* [Exercise]: Duplicate the following listing line for line, with no changes.

* [Provided records]:
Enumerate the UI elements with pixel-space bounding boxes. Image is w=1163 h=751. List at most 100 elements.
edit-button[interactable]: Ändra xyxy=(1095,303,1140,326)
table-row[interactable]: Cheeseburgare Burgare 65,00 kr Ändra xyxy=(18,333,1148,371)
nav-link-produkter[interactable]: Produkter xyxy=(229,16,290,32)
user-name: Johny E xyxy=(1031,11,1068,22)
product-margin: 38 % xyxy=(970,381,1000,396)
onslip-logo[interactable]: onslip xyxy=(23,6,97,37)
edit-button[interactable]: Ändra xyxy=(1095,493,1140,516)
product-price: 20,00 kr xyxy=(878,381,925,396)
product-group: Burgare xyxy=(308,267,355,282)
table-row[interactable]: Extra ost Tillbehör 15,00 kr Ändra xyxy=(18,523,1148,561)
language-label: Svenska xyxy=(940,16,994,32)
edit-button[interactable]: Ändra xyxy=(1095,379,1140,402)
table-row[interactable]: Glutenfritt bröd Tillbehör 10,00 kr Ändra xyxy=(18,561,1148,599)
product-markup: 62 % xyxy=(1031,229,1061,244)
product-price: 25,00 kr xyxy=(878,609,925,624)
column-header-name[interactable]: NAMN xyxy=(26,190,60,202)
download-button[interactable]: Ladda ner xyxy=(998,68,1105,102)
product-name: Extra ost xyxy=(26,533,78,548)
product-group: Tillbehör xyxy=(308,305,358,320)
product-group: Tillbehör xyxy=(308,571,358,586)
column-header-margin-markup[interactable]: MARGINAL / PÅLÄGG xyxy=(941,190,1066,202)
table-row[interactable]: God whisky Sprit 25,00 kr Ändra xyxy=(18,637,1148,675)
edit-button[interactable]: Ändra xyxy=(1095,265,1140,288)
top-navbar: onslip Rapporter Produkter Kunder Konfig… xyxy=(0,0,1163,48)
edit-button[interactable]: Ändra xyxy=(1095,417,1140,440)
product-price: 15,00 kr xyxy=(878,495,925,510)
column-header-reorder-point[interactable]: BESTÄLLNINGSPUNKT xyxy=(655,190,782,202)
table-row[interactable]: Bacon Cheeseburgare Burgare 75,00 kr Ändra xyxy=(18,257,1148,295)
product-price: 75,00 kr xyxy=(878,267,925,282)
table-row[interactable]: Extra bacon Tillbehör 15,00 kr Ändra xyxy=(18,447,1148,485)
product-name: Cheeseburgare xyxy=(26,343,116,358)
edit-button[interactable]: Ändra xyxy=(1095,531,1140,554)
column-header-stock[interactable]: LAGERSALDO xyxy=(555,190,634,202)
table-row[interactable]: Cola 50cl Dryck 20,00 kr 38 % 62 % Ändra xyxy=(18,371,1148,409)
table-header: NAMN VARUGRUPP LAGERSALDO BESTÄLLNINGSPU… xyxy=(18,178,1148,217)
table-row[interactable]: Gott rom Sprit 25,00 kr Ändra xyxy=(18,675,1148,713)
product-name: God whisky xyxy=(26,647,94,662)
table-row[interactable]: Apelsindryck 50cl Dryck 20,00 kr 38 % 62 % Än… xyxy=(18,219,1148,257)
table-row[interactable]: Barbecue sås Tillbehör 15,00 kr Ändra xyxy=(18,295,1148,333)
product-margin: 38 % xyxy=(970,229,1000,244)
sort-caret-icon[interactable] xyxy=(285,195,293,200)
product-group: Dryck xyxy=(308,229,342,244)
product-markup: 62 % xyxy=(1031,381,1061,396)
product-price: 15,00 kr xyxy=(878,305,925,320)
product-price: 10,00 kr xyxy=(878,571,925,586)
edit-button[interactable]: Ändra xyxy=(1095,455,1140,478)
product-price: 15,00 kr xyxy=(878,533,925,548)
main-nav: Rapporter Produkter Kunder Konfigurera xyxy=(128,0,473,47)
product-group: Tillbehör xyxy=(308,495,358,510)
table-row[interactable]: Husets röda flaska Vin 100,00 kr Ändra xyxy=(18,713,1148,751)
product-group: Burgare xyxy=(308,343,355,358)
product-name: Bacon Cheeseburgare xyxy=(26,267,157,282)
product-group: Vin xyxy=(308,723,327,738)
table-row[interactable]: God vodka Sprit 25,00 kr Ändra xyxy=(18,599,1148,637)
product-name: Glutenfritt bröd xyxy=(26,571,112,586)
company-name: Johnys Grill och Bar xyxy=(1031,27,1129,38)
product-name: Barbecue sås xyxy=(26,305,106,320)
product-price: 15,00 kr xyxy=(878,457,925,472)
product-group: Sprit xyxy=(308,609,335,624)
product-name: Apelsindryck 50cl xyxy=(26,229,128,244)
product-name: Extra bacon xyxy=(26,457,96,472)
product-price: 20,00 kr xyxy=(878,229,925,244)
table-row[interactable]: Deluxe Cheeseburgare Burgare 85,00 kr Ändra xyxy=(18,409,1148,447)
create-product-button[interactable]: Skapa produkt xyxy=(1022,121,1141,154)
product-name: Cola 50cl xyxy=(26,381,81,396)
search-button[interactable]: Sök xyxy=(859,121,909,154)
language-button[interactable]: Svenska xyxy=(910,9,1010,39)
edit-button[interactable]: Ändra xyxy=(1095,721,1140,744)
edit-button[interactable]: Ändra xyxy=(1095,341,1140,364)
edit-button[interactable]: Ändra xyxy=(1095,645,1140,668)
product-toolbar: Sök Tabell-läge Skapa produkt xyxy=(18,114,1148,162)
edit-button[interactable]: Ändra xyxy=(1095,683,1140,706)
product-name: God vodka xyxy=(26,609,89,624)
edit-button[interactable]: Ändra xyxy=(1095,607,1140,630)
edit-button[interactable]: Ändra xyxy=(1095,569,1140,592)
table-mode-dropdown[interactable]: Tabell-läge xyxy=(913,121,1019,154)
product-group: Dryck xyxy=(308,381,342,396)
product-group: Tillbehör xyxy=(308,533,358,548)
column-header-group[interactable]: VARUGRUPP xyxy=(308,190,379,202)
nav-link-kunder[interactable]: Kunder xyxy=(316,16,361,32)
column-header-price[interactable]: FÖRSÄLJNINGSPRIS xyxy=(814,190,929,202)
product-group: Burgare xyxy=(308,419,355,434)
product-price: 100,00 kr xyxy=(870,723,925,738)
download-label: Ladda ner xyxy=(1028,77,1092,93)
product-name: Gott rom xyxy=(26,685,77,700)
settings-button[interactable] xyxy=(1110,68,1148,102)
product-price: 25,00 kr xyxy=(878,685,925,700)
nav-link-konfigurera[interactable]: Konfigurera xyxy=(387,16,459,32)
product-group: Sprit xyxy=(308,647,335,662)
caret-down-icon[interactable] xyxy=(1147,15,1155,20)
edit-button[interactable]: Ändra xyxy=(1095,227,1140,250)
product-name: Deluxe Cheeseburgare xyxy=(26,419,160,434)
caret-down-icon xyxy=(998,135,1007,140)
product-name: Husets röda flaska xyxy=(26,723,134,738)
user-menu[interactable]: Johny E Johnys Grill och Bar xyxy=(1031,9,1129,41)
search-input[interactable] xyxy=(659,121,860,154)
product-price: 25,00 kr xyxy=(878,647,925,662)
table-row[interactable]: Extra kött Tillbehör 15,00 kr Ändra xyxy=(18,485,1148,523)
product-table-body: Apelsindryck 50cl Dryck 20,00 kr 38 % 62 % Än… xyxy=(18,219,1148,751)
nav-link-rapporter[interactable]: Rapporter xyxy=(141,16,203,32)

* [Written response]:
Enumerate the UI elements with pixel-space bounding boxes. Image is w=1163 h=751. List at most 100 elements.
edit-button[interactable]: Ändra xyxy=(1095,303,1140,326)
table-row[interactable]: Cheeseburgare Burgare 65,00 kr Ändra xyxy=(18,333,1148,371)
nav-link-produkter[interactable]: Produkter xyxy=(229,16,290,32)
user-name: Johny E xyxy=(1031,11,1068,22)
product-margin: 38 % xyxy=(970,381,1000,396)
onslip-logo[interactable]: onslip xyxy=(23,6,97,37)
edit-button[interactable]: Ändra xyxy=(1095,493,1140,516)
product-price: 20,00 kr xyxy=(878,381,925,396)
product-group: Burgare xyxy=(308,267,355,282)
table-row[interactable]: Extra ost Tillbehör 15,00 kr Ändra xyxy=(18,523,1148,561)
language-label: Svenska xyxy=(940,16,994,32)
edit-button[interactable]: Ändra xyxy=(1095,379,1140,402)
table-row[interactable]: Glutenfritt bröd Tillbehör 10,00 kr Ändra xyxy=(18,561,1148,599)
product-markup: 62 % xyxy=(1031,229,1061,244)
product-price: 25,00 kr xyxy=(878,609,925,624)
column-header-name[interactable]: NAMN xyxy=(26,190,60,202)
download-button[interactable]: Ladda ner xyxy=(998,68,1105,102)
product-name: Extra ost xyxy=(26,533,78,548)
product-group: Tillbehör xyxy=(308,305,358,320)
product-group: Tillbehör xyxy=(308,571,358,586)
column-header-margin-markup[interactable]: MARGINAL / PÅLÄGG xyxy=(941,190,1066,202)
table-row[interactable]: God whisky Sprit 25,00 kr Ändra xyxy=(18,637,1148,675)
edit-button[interactable]: Ändra xyxy=(1095,265,1140,288)
top-navbar: onslip Rapporter Produkter Kunder Konfig… xyxy=(0,0,1163,48)
edit-button[interactable]: Ändra xyxy=(1095,417,1140,440)
product-price: 15,00 kr xyxy=(878,495,925,510)
column-header-reorder-point[interactable]: BESTÄLLNINGSPUNKT xyxy=(655,190,782,202)
table-row[interactable]: Bacon Cheeseburgare Burgare 75,00 kr Ändra xyxy=(18,257,1148,295)
product-price: 75,00 kr xyxy=(878,267,925,282)
table-row[interactable]: Extra bacon Tillbehör 15,00 kr Ändra xyxy=(18,447,1148,485)
product-name: Cheeseburgare xyxy=(26,343,116,358)
edit-button[interactable]: Ändra xyxy=(1095,531,1140,554)
column-header-stock[interactable]: LAGERSALDO xyxy=(555,190,634,202)
table-row[interactable]: Cola 50cl Dryck 20,00 kr 38 % 62 % Ändra xyxy=(18,371,1148,409)
table-header: NAMN VARUGRUPP LAGERSALDO BESTÄLLNINGSPU… xyxy=(18,178,1148,217)
table-row[interactable]: Gott rom Sprit 25,00 kr Ändra xyxy=(18,675,1148,713)
product-name: God whisky xyxy=(26,647,94,662)
table-row[interactable]: Apelsindryck 50cl Dryck 20,00 kr 38 % 62 % Än… xyxy=(18,219,1148,257)
table-row[interactable]: Barbecue sås Tillbehör 15,00 kr Ändra xyxy=(18,295,1148,333)
product-margin: 38 % xyxy=(970,229,1000,244)
sort-caret-icon[interactable] xyxy=(285,195,293,200)
product-group: Dryck xyxy=(308,229,342,244)
product-markup: 62 % xyxy=(1031,381,1061,396)
product-price: 15,00 kr xyxy=(878,305,925,320)
product-price: 10,00 kr xyxy=(878,571,925,586)
edit-button[interactable]: Ändra xyxy=(1095,455,1140,478)
product-price: 15,00 kr xyxy=(878,533,925,548)
main-nav: Rapporter Produkter Kunder Konfigurera xyxy=(128,0,473,47)
product-group: Tillbehör xyxy=(308,495,358,510)
table-row[interactable]: Husets röda flaska Vin 100,00 kr Ändra xyxy=(18,713,1148,751)
product-group: Burgare xyxy=(308,343,355,358)
product-name: Bacon Cheeseburgare xyxy=(26,267,157,282)
product-group: Vin xyxy=(308,723,327,738)
table-row[interactable]: God vodka Sprit 25,00 kr Ändra xyxy=(18,599,1148,637)
product-name: Glutenfritt bröd xyxy=(26,571,112,586)
company-name: Johnys Grill och Bar xyxy=(1031,27,1129,38)
product-name: Barbecue sås xyxy=(26,305,106,320)
product-price: 15,00 kr xyxy=(878,457,925,472)
product-group: Sprit xyxy=(308,609,335,624)
product-name: Apelsindryck 50cl xyxy=(26,229,128,244)
product-name: Extra bacon xyxy=(26,457,96,472)
product-price: 20,00 kr xyxy=(878,229,925,244)
table-row[interactable]: Deluxe Cheeseburgare Burgare 85,00 kr Ändra xyxy=(18,409,1148,447)
create-product-button[interactable]: Skapa produkt xyxy=(1022,121,1141,154)
product-name: Cola 50cl xyxy=(26,381,81,396)
search-button[interactable]: Sök xyxy=(859,121,909,154)
language-button[interactable]: Svenska xyxy=(910,9,1010,39)
edit-button[interactable]: Ändra xyxy=(1095,721,1140,744)
edit-button[interactable]: Ändra xyxy=(1095,341,1140,364)
edit-button[interactable]: Ändra xyxy=(1095,645,1140,668)
product-toolbar: Sök Tabell-läge Skapa produkt xyxy=(18,114,1148,162)
edit-button[interactable]: Ändra xyxy=(1095,683,1140,706)
product-name: God vodka xyxy=(26,609,89,624)
edit-button[interactable]: Ändra xyxy=(1095,607,1140,630)
edit-button[interactable]: Ändra xyxy=(1095,569,1140,592)
table-mode-dropdown[interactable]: Tabell-läge xyxy=(913,121,1019,154)
product-group: Dryck xyxy=(308,381,342,396)
product-group: Tillbehör xyxy=(308,533,358,548)
column-header-group[interactable]: VARUGRUPP xyxy=(308,190,379,202)
nav-link-kunder[interactable]: Kunder xyxy=(316,16,361,32)
column-header-price[interactable]: FÖRSÄLJNINGSPRIS xyxy=(814,190,929,202)
product-group: Burgare xyxy=(308,419,355,434)
product-price: 100,00 kr xyxy=(870,723,925,738)
download-label: Ladda ner xyxy=(1028,77,1092,93)
product-name: Gott rom xyxy=(26,685,77,700)
settings-button[interactable] xyxy=(1110,68,1148,102)
product-price: 25,00 kr xyxy=(878,685,925,700)
nav-link-konfigurera[interactable]: Konfigurera xyxy=(387,16,459,32)
product-group: Sprit xyxy=(308,647,335,662)
caret-down-icon[interactable] xyxy=(1147,15,1155,20)
edit-button[interactable]: Ändra xyxy=(1095,227,1140,250)
product-name: Deluxe Cheeseburgare xyxy=(26,419,160,434)
caret-down-icon xyxy=(998,135,1007,140)
product-name: Husets röda flaska xyxy=(26,723,134,738)
user-menu[interactable]: Johny E Johnys Grill och Bar xyxy=(1031,9,1129,41)
search-input[interactable] xyxy=(659,121,860,154)
product-price: 25,00 kr xyxy=(878,647,925,662)
table-row[interactable]: Extra kött Tillbehör 15,00 kr Ändra xyxy=(18,485,1148,523)
product-table-body: Apelsindryck 50cl Dryck 20,00 kr 38 % 62 % Än… xyxy=(18,219,1148,751)
nav-link-rapporter[interactable]: Rapporter xyxy=(141,16,203,32)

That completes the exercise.